(Work instructions) Print the entries that appear below, exactly as written and without their pictures.

(Dataset entries)
- - - - -

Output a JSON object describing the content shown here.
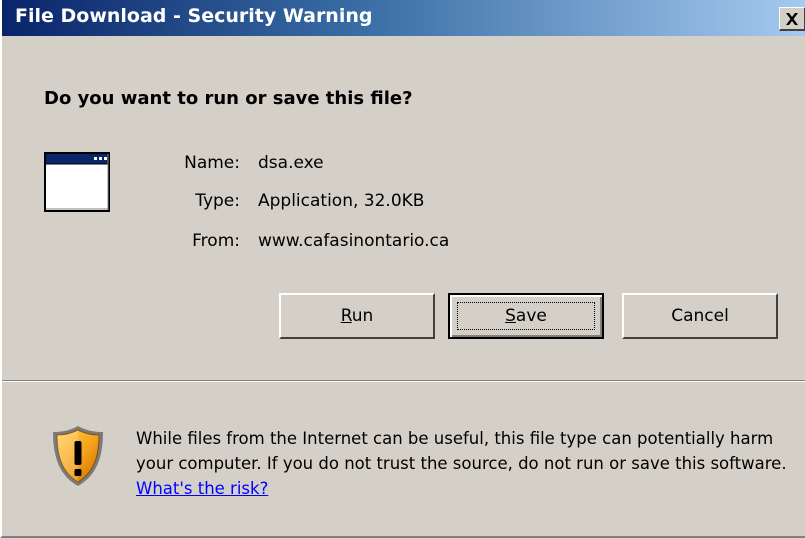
{
  "window": {
    "title": "File Download - Security Warning",
    "close_glyph": "✕"
  },
  "dialog": {
    "question": "Do you want to run or save this file?",
    "file_icon": "application-window-icon",
    "name_label": "Name:",
    "name_value": "dsa.exe",
    "type_label": "Type:",
    "type_value": "Application, 32.0KB",
    "from_label": "From:",
    "from_value": "www.cafasinontario.ca"
  },
  "buttons": {
    "run": {
      "label_mnemonic": "R",
      "label_rest": "un"
    },
    "save": {
      "label_mnemonic": "S",
      "label_rest": "ave",
      "is_default": true
    },
    "cancel": {
      "label": "Cancel"
    }
  },
  "warning": {
    "icon": "security-shield-icon",
    "text": "While files from the Internet can be useful, this file type can potentially harm your computer. If you do not trust the source, do not run or save this software.",
    "link_text": "What's the risk?"
  },
  "colors": {
    "titlebar_start": "#0a246a",
    "titlebar_end": "#a6caf0",
    "dialog_bg": "#d4d0c8",
    "link": "#0000ff",
    "shield_orange": "#f5a01a"
  }
}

- - - - -

(Response)
Output a JSON object describing the content shown here.
{
  "window": {
    "title": "File Download - Security Warning",
    "close_glyph": "✕"
  },
  "dialog": {
    "question": "Do you want to run or save this file?",
    "file_icon": "application-window-icon",
    "name_label": "Name:",
    "name_value": "dsa.exe",
    "type_label": "Type:",
    "type_value": "Application, 32.0KB",
    "from_label": "From:",
    "from_value": "www.cafasinontario.ca"
  },
  "buttons": {
    "run": {
      "label_mnemonic": "R",
      "label_rest": "un"
    },
    "save": {
      "label_mnemonic": "S",
      "label_rest": "ave",
      "is_default": true
    },
    "cancel": {
      "label": "Cancel"
    }
  },
  "warning": {
    "icon": "security-shield-icon",
    "text": "While files from the Internet can be useful, this file type can potentially harm your computer. If you do not trust the source, do not run or save this software.",
    "link_text": "What's the risk?"
  },
  "colors": {
    "titlebar_start": "#0a246a",
    "titlebar_end": "#a6caf0",
    "dialog_bg": "#d4d0c8",
    "link": "#0000ff",
    "shield_orange": "#f5a01a"
  }
}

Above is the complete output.